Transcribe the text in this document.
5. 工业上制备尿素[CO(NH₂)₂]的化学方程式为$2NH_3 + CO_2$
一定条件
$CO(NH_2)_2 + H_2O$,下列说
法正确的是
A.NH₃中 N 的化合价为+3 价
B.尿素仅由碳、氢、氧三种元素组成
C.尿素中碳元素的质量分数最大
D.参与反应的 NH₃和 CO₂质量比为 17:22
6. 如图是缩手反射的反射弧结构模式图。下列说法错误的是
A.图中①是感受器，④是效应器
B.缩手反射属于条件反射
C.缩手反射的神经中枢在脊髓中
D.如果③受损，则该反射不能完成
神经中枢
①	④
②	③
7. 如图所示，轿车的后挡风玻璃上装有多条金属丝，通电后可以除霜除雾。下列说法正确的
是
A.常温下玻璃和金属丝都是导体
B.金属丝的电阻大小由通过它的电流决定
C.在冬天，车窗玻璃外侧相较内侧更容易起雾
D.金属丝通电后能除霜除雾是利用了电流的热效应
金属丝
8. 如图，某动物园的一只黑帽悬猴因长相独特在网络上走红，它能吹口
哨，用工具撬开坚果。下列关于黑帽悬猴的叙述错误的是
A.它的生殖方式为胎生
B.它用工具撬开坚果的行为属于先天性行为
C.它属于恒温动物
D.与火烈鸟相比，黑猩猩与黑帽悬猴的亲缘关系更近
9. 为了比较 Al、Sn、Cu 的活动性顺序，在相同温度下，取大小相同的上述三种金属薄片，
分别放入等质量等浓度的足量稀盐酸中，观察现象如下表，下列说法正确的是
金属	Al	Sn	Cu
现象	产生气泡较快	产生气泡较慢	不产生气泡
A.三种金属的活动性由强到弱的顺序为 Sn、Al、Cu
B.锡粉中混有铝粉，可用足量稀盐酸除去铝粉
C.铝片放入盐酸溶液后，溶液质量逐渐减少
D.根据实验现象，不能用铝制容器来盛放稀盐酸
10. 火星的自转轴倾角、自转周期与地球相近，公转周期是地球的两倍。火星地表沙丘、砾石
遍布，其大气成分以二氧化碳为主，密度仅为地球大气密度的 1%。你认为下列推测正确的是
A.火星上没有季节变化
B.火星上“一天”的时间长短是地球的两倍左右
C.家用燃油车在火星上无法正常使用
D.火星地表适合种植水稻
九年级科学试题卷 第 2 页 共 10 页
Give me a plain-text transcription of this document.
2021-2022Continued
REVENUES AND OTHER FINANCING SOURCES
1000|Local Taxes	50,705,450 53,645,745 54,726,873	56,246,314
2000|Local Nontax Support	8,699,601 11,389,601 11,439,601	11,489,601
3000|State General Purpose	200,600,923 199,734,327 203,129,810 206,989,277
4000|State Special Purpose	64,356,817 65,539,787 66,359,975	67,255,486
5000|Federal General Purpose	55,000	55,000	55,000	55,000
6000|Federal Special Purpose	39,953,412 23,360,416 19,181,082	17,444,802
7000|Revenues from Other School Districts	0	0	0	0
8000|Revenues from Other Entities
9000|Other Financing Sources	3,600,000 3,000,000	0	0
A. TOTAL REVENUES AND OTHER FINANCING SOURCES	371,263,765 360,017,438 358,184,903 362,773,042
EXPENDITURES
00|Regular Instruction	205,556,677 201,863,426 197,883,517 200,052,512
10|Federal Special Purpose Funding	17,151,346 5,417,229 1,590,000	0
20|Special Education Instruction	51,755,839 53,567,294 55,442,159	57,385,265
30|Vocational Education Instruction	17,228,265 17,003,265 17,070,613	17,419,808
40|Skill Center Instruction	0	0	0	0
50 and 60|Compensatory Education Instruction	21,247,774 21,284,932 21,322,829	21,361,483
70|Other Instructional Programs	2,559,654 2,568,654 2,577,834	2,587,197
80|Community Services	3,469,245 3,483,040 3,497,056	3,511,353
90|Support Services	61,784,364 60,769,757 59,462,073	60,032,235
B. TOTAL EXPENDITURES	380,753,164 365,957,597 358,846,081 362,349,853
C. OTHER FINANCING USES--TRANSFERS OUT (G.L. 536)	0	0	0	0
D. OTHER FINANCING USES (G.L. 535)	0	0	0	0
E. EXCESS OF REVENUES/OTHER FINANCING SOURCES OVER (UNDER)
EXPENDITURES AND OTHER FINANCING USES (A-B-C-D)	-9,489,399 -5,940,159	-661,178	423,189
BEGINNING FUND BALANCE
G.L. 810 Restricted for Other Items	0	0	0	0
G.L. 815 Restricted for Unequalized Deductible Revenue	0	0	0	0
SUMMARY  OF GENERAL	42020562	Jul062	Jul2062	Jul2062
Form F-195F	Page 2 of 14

Your task ▸ Look through the entries above for the word "State". Copy every line where it shows up.

Result ▸
3000|State General Purpose	200,600,923 199,734,327 203,129,810 206,989,277
4000|State Special Purpose	64,356,817 65,539,787 66,359,975	67,255,486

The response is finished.